Collection entries
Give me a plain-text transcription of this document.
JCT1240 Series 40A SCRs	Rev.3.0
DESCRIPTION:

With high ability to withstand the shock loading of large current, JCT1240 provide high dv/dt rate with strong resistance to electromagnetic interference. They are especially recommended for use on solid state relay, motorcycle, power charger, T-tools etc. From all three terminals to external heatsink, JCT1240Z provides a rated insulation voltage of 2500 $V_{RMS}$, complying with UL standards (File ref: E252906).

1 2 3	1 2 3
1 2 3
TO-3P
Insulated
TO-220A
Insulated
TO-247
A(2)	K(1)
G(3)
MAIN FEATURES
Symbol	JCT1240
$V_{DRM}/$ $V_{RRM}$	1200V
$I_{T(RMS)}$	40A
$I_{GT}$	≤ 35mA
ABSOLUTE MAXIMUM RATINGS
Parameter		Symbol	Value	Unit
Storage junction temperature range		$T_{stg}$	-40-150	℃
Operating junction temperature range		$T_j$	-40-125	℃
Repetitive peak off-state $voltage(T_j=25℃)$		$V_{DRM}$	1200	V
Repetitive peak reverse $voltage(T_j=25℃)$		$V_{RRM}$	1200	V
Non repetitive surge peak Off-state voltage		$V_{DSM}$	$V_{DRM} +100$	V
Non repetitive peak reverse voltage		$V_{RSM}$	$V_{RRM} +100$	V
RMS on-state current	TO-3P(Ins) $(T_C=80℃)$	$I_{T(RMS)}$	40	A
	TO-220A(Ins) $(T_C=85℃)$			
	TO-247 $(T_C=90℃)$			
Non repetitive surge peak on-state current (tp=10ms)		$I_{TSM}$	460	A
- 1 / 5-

...

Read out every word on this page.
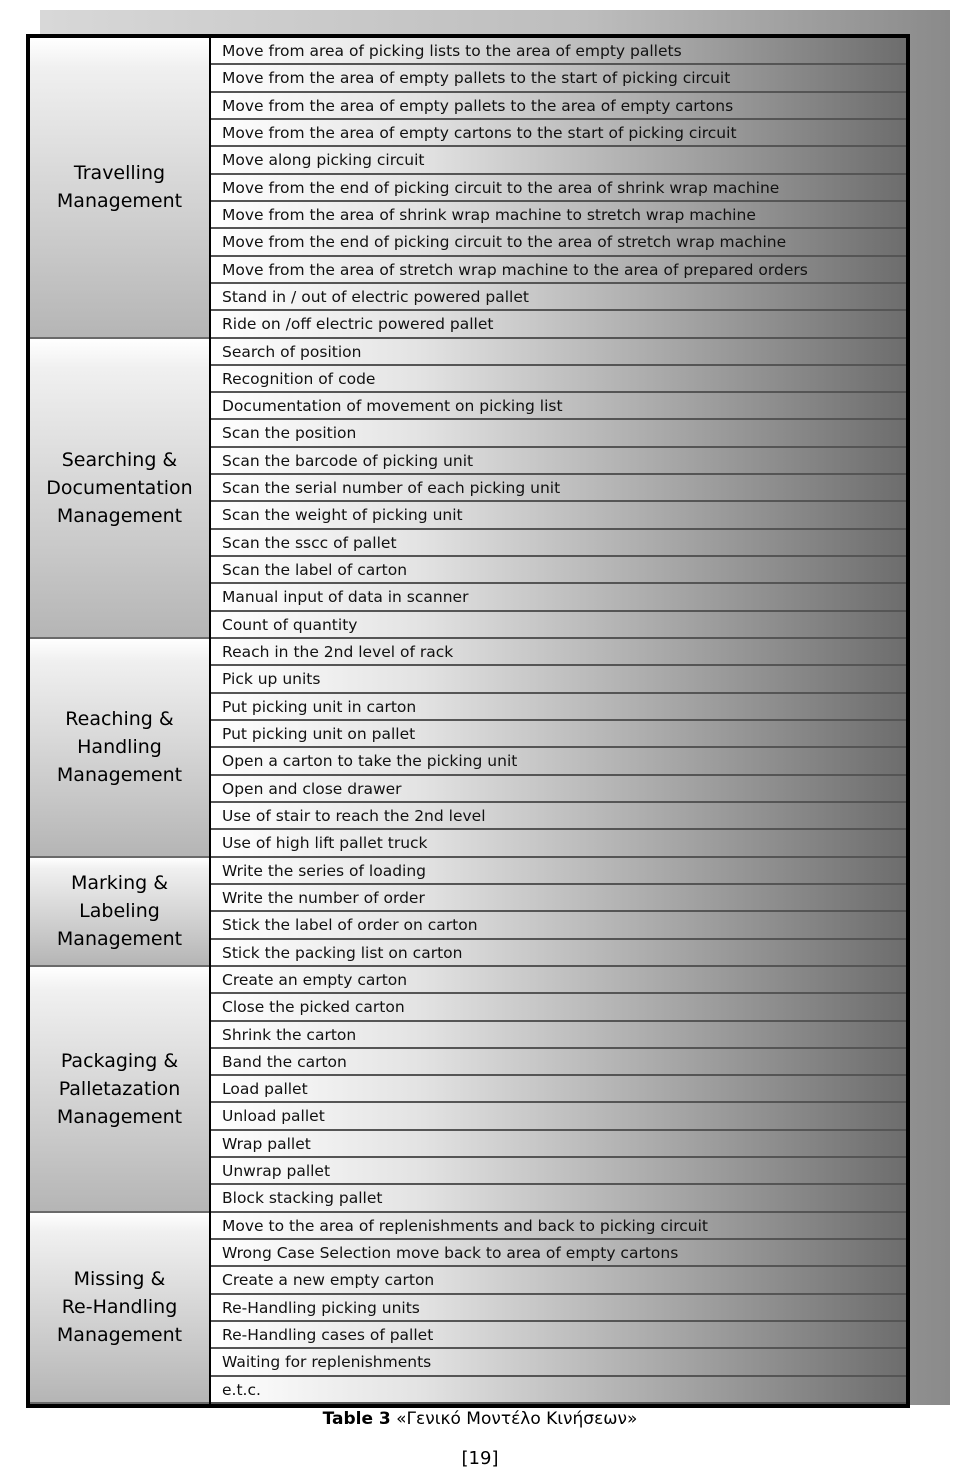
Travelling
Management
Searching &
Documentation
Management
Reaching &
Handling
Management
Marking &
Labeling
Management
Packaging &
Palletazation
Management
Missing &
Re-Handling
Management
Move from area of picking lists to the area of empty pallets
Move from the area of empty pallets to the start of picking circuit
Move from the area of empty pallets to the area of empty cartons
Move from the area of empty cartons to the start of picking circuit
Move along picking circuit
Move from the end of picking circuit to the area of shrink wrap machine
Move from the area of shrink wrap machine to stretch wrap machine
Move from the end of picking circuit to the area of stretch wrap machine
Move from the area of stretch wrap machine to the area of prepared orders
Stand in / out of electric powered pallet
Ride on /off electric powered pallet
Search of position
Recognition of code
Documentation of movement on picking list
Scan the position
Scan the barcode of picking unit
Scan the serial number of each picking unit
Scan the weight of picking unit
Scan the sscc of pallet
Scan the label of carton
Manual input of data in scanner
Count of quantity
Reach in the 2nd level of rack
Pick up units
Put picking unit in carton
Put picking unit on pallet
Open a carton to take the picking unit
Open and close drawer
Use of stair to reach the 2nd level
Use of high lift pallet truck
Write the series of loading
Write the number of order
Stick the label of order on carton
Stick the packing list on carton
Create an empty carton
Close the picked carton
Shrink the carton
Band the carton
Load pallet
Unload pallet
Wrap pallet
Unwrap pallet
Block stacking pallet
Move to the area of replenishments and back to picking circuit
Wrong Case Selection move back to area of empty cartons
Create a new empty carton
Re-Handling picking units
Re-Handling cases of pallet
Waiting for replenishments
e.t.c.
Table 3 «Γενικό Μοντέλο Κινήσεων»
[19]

→ **INSTRUCTIONS TO FOLLOW**
Looking at the data above, how many lines hold the word "powered"? Respond with the number alone.

→ **OUTPUT**
2